Your task is to repeat the entries exactly. Leave the pictures out.

--------------------------------------------------

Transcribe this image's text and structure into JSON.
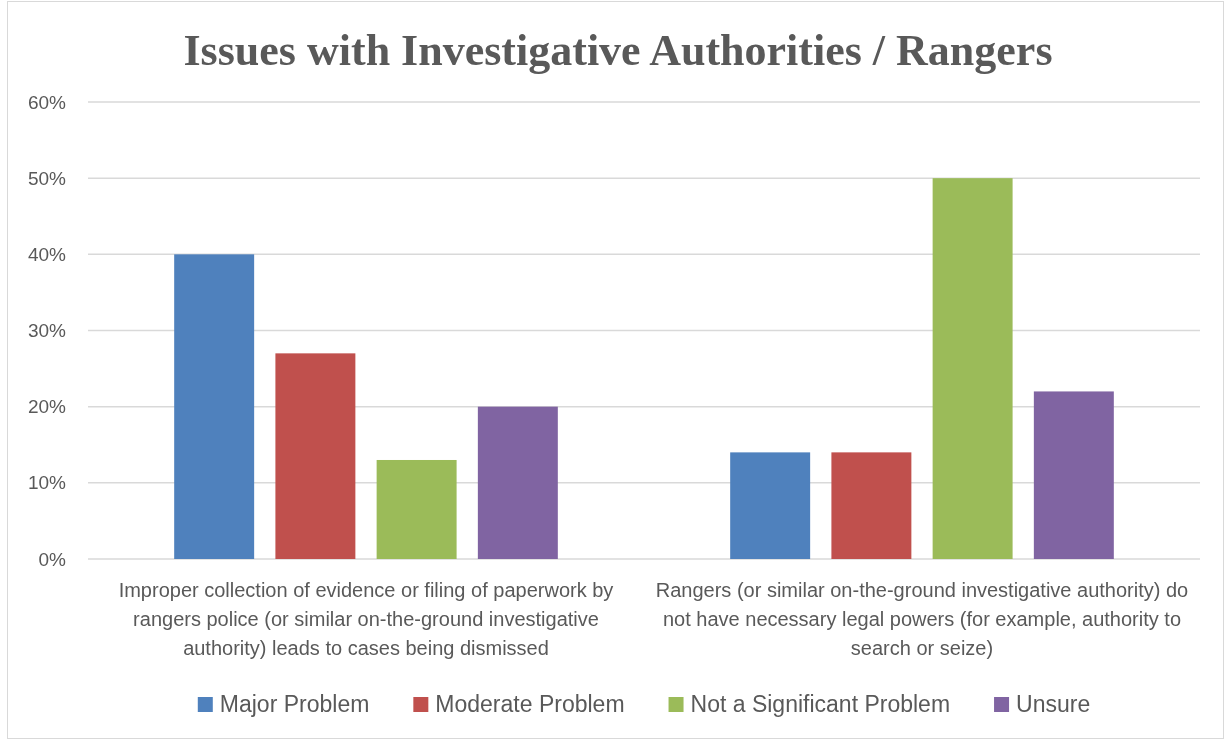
{
  "chart_data": {
    "type": "bar",
    "title": "Issues with Investigative Authorities / Rangers",
    "categories": [
      "Improper collection of evidence or filing of paperwork by rangers police (or similar on-the-ground investigative authority) leads to cases being dismissed",
      "Rangers (or similar on-the-ground investigative authority) do not have necessary legal powers (for example, authority to search or seize)"
    ],
    "series": [
      {
        "name": "Major Problem",
        "color": "#4f81bd",
        "values": [
          40,
          14
        ]
      },
      {
        "name": "Moderate Problem",
        "color": "#c0504d",
        "values": [
          27,
          14
        ]
      },
      {
        "name": "Not a Significant Problem",
        "color": "#9bbb59",
        "values": [
          13,
          50
        ]
      },
      {
        "name": "Unsure",
        "color": "#8064a2",
        "values": [
          20,
          22
        ]
      }
    ],
    "ylim": [
      0,
      60
    ],
    "yticks": [
      {
        "value": 0,
        "label": "0%"
      },
      {
        "value": 10,
        "label": "10%"
      },
      {
        "value": 20,
        "label": "20%"
      },
      {
        "value": 30,
        "label": "30%"
      },
      {
        "value": 40,
        "label": "40%"
      },
      {
        "value": 50,
        "label": "50%"
      },
      {
        "value": 60,
        "label": "60%"
      }
    ],
    "grid": "y",
    "legend": "bottom"
  }
}
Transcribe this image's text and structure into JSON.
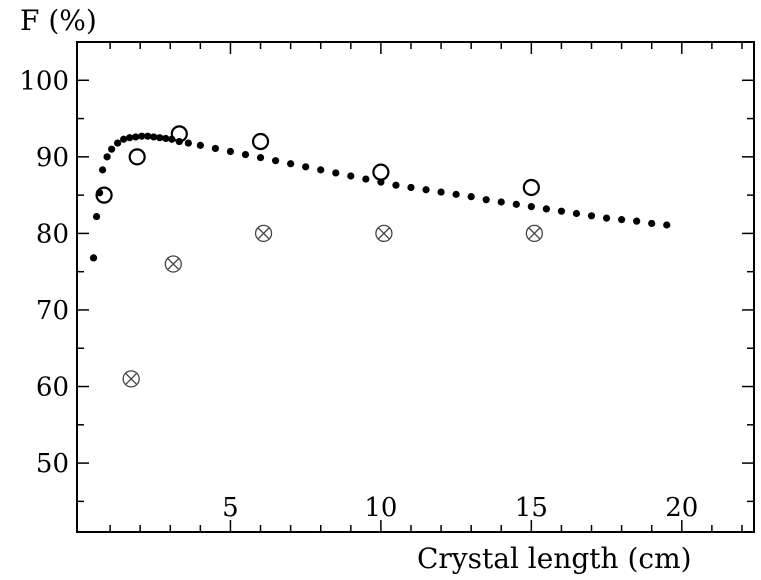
{
  "chart_data": {
    "type": "scatter",
    "title": "",
    "xlabel": "Crystal length (cm)",
    "ylabel": "F (%)",
    "xlim": [
      -0.1,
      22.4
    ],
    "ylim": [
      41.0,
      105.0
    ],
    "grid": false,
    "legend": "none",
    "x_ticks": [
      5,
      10,
      15,
      20
    ],
    "x_tick_labels": [
      "5",
      "10",
      "15",
      "20"
    ],
    "y_ticks": [
      50,
      60,
      70,
      80,
      90,
      100
    ],
    "y_tick_labels": [
      "50",
      "60",
      "70",
      "80",
      "90",
      "100"
    ],
    "series": [
      {
        "marker": "dot",
        "color": "#000000",
        "x": [
          0.45,
          0.55,
          0.65,
          0.75,
          0.9,
          1.05,
          1.25,
          1.45,
          1.65,
          1.85,
          2.05,
          2.25,
          2.45,
          2.65,
          2.85,
          3.05,
          3.3,
          3.6,
          4.0,
          4.5,
          5.0,
          5.5,
          6.0,
          6.5,
          7.0,
          7.5,
          8.0,
          8.5,
          9.0,
          9.5,
          10.0,
          10.5,
          11.0,
          11.5,
          12.0,
          12.5,
          13.0,
          13.5,
          14.0,
          14.5,
          15.0,
          15.5,
          16.0,
          16.5,
          17.0,
          17.5,
          18.0,
          18.5,
          19.0,
          19.5
        ],
        "y": [
          76.8,
          82.2,
          85.3,
          88.3,
          90.0,
          91.0,
          91.8,
          92.3,
          92.5,
          92.6,
          92.7,
          92.7,
          92.6,
          92.5,
          92.4,
          92.3,
          92.0,
          91.8,
          91.5,
          91.1,
          90.7,
          90.3,
          89.9,
          89.5,
          89.1,
          88.7,
          88.3,
          87.9,
          87.5,
          87.1,
          86.7,
          86.3,
          86.0,
          85.7,
          85.4,
          85.1,
          84.8,
          84.4,
          84.1,
          83.8,
          83.5,
          83.2,
          82.9,
          82.6,
          82.3,
          82.0,
          81.8,
          81.6,
          81.3,
          81.1
        ]
      },
      {
        "marker": "open-circle",
        "color": "#000000",
        "x": [
          0.8,
          1.9,
          3.3,
          6.0,
          10.0,
          15.0
        ],
        "y": [
          85,
          90,
          93,
          92,
          88,
          86
        ]
      },
      {
        "marker": "circle-cross",
        "color": "#444444",
        "x": [
          1.7,
          3.1,
          6.1,
          10.1,
          15.1
        ],
        "y": [
          61,
          76,
          80,
          80,
          80
        ]
      }
    ]
  }
}
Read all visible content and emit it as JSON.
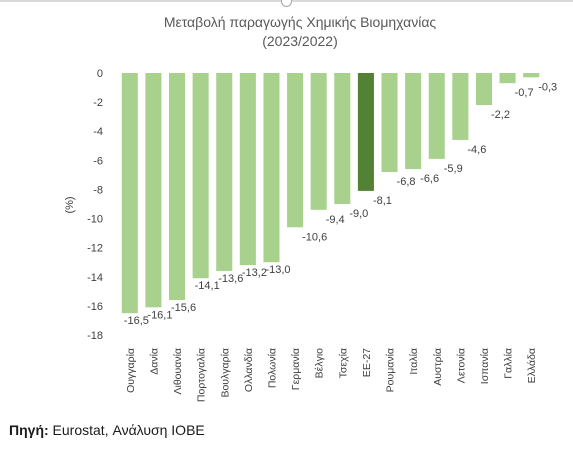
{
  "chart_data": {
    "type": "bar",
    "title_line1": "Μεταβολή παραγωγής Χημικής Βιομηχανίας",
    "title_line2": "(2023/2022)",
    "ylabel": "(%)",
    "xlabel": "",
    "ylim": [
      -18,
      0
    ],
    "yticks": [
      0,
      -2,
      -4,
      -6,
      -8,
      -10,
      -12,
      -14,
      -16,
      -18
    ],
    "grid": false,
    "legend": "none",
    "categories": [
      "Ουγγαρία",
      "Δανία",
      "Λιθουανία",
      "Πορτογαλία",
      "Βουλγαρία",
      "Ολλανδία",
      "Πολωνία",
      "Γερμανία",
      "Βέλγιο",
      "Τσεχία",
      "ΕΕ-27",
      "Ρουμανία",
      "Ιταλία",
      "Αυστρία",
      "Λετονία",
      "Ισπανία",
      "Γαλλία",
      "Ελλάδα"
    ],
    "values": [
      -16.5,
      -16.1,
      -15.6,
      -14.1,
      -13.6,
      -13.2,
      -13.0,
      -10.6,
      -9.4,
      -9.0,
      -8.1,
      -6.8,
      -6.6,
      -5.9,
      -4.6,
      -2.2,
      -0.7,
      -0.3
    ],
    "data_labels": [
      "-16,5",
      "-16,1",
      "-15,6",
      "-14,1",
      "-13,6",
      "-13,2",
      "-13,0",
      "-10,6",
      "-9,4",
      "-9,0",
      "-8,1",
      "-6,8",
      "-6,6",
      "-5,9",
      "-4,6",
      "-2,2",
      "-0,7",
      "-0,3"
    ],
    "highlight_category": "ΕΕ-27",
    "colors": {
      "bar": "#a9d18e",
      "highlight": "#548235",
      "text": "#404040",
      "title": "#595959"
    }
  },
  "source": {
    "label": "Πηγή:",
    "text": " Eurostat, Ανάλυση ΙΟΒΕ"
  }
}
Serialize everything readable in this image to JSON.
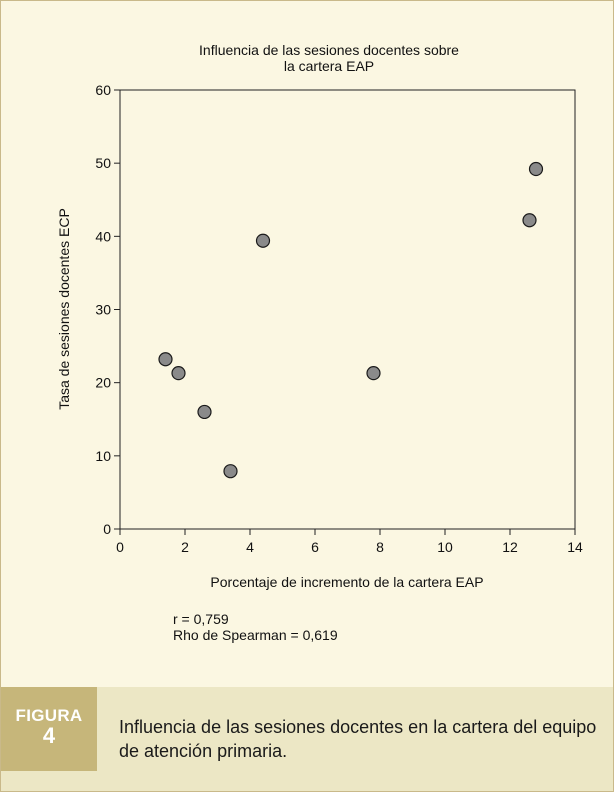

--------------------------------------------------

Task result:
Transcribe this image's text and structure into JSON.
{
  "chart_data": {
    "type": "bar",
    "title": "Issues with Investigative Authorities / Rangers",
    "categories": [
      "Improper collection of evidence or filing of paperwork by rangers police (or similar on-the-ground investigative authority) leads to cases being dismissed",
      "Rangers (or similar on-the-ground investigative authority) do not have necessary legal powers (for example, authority to search or seize)"
    ],
    "series": [
      {
        "name": "Major Problem",
        "color": "#4f81bd",
        "values": [
          40,
          14
        ]
      },
      {
        "name": "Moderate Problem",
        "color": "#c0504d",
        "values": [
          27,
          14
        ]
      },
      {
        "name": "Not a Significant Problem",
        "color": "#9bbb59",
        "values": [
          13,
          50
        ]
      },
      {
        "name": "Unsure",
        "color": "#8064a2",
        "values": [
          20,
          22
        ]
      }
    ],
    "ylim": [
      0,
      60
    ],
    "yticks": [
      {
        "value": 0,
        "label": "0%"
      },
      {
        "value": 10,
        "label": "10%"
      },
      {
        "value": 20,
        "label": "20%"
      },
      {
        "value": 30,
        "label": "30%"
      },
      {
        "value": 40,
        "label": "40%"
      },
      {
        "value": 50,
        "label": "50%"
      },
      {
        "value": 60,
        "label": "60%"
      }
    ],
    "grid": "y",
    "legend": "bottom"
  }
}
Transcribe this image's text and structure into JSON.
{
  "chart_data": {
    "type": "scatter",
    "title": "",
    "xlabel": "Crystal length (cm)",
    "ylabel": "F (%)",
    "xlim": [
      -0.1,
      22.4
    ],
    "ylim": [
      41.0,
      105.0
    ],
    "grid": false,
    "legend": "none",
    "x_ticks": [
      5,
      10,
      15,
      20
    ],
    "x_tick_labels": [
      "5",
      "10",
      "15",
      "20"
    ],
    "y_ticks": [
      50,
      60,
      70,
      80,
      90,
      100
    ],
    "y_tick_labels": [
      "50",
      "60",
      "70",
      "80",
      "90",
      "100"
    ],
    "series": [
      {
        "marker": "dot",
        "color": "#000000",
        "x": [
          0.45,
          0.55,
          0.65,
          0.75,
          0.9,
          1.05,
          1.25,
          1.45,
          1.65,
          1.85,
          2.05,
          2.25,
          2.45,
          2.65,
          2.85,
          3.05,
          3.3,
          3.6,
          4.0,
          4.5,
          5.0,
          5.5,
          6.0,
          6.5,
          7.0,
          7.5,
          8.0,
          8.5,
          9.0,
          9.5,
          10.0,
          10.5,
          11.0,
          11.5,
          12.0,
          12.5,
          13.0,
          13.5,
          14.0,
          14.5,
          15.0,
          15.5,
          16.0,
          16.5,
          17.0,
          17.5,
          18.0,
          18.5,
          19.0,
          19.5
        ],
        "y": [
          76.8,
          82.2,
          85.3,
          88.3,
          90.0,
          91.0,
          91.8,
          92.3,
          92.5,
          92.6,
          92.7,
          92.7,
          92.6,
          92.5,
          92.4,
          92.3,
          92.0,
          91.8,
          91.5,
          91.1,
          90.7,
          90.3,
          89.9,
          89.5,
          89.1,
          88.7,
          88.3,
          87.9,
          87.5,
          87.1,
          86.7,
          86.3,
          86.0,
          85.7,
          85.4,
          85.1,
          84.8,
          84.4,
          84.1,
          83.8,
          83.5,
          83.2,
          82.9,
          82.6,
          82.3,
          82.0,
          81.8,
          81.6,
          81.3,
          81.1
        ]
      },
      {
        "marker": "open-circle",
        "color": "#000000",
        "x": [
          0.8,
          1.9,
          3.3,
          6.0,
          10.0,
          15.0
        ],
        "y": [
          85,
          90,
          93,
          92,
          88,
          86
        ]
      },
      {
        "marker": "circle-cross",
        "color": "#444444",
        "x": [
          1.7,
          3.1,
          6.1,
          10.1,
          15.1
        ],
        "y": [
          61,
          76,
          80,
          80,
          80
        ]
      }
    ]
  }
}
Read all visible content and emit it as JSON.
{
  "chart_data": {
    "type": "bar",
    "title_line1": "Μεταβολή παραγωγής Χημικής Βιομηχανίας",
    "title_line2": "(2023/2022)",
    "ylabel": "(%)",
    "xlabel": "",
    "ylim": [
      -18,
      0
    ],
    "yticks": [
      0,
      -2,
      -4,
      -6,
      -8,
      -10,
      -12,
      -14,
      -16,
      -18
    ],
    "grid": false,
    "legend": "none",
    "categories": [
      "Ουγγαρία",
      "Δανία",
      "Λιθουανία",
      "Πορτογαλία",
      "Βουλγαρία",
      "Ολλανδία",
      "Πολωνία",
      "Γερμανία",
      "Βέλγιο",
      "Τσεχία",
      "ΕΕ-27",
      "Ρουμανία",
      "Ιταλία",
      "Αυστρία",
      "Λετονία",
      "Ισπανία",
      "Γαλλία",
      "Ελλάδα"
    ],
    "values": [
      -16.5,
      -16.1,
      -15.6,
      -14.1,
      -13.6,
      -13.2,
      -13.0,
      -10.6,
      -9.4,
      -9.0,
      -8.1,
      -6.8,
      -6.6,
      -5.9,
      -4.6,
      -2.2,
      -0.7,
      -0.3
    ],
    "data_labels": [
      "-16,5",
      "-16,1",
      "-15,6",
      "-14,1",
      "-13,6",
      "-13,2",
      "-13,0",
      "-10,6",
      "-9,4",
      "-9,0",
      "-8,1",
      "-6,8",
      "-6,6",
      "-5,9",
      "-4,6",
      "-2,2",
      "-0,7",
      "-0,3"
    ],
    "highlight_category": "ΕΕ-27",
    "colors": {
      "bar": "#a9d18e",
      "highlight": "#548235",
      "text": "#404040",
      "title": "#595959"
    }
  },
  "source": {
    "label": "Πηγή:",
    "text": " Eurostat, Ανάλυση ΙΟΒΕ"
  }
}
Serialize everything readable in this image to JSON.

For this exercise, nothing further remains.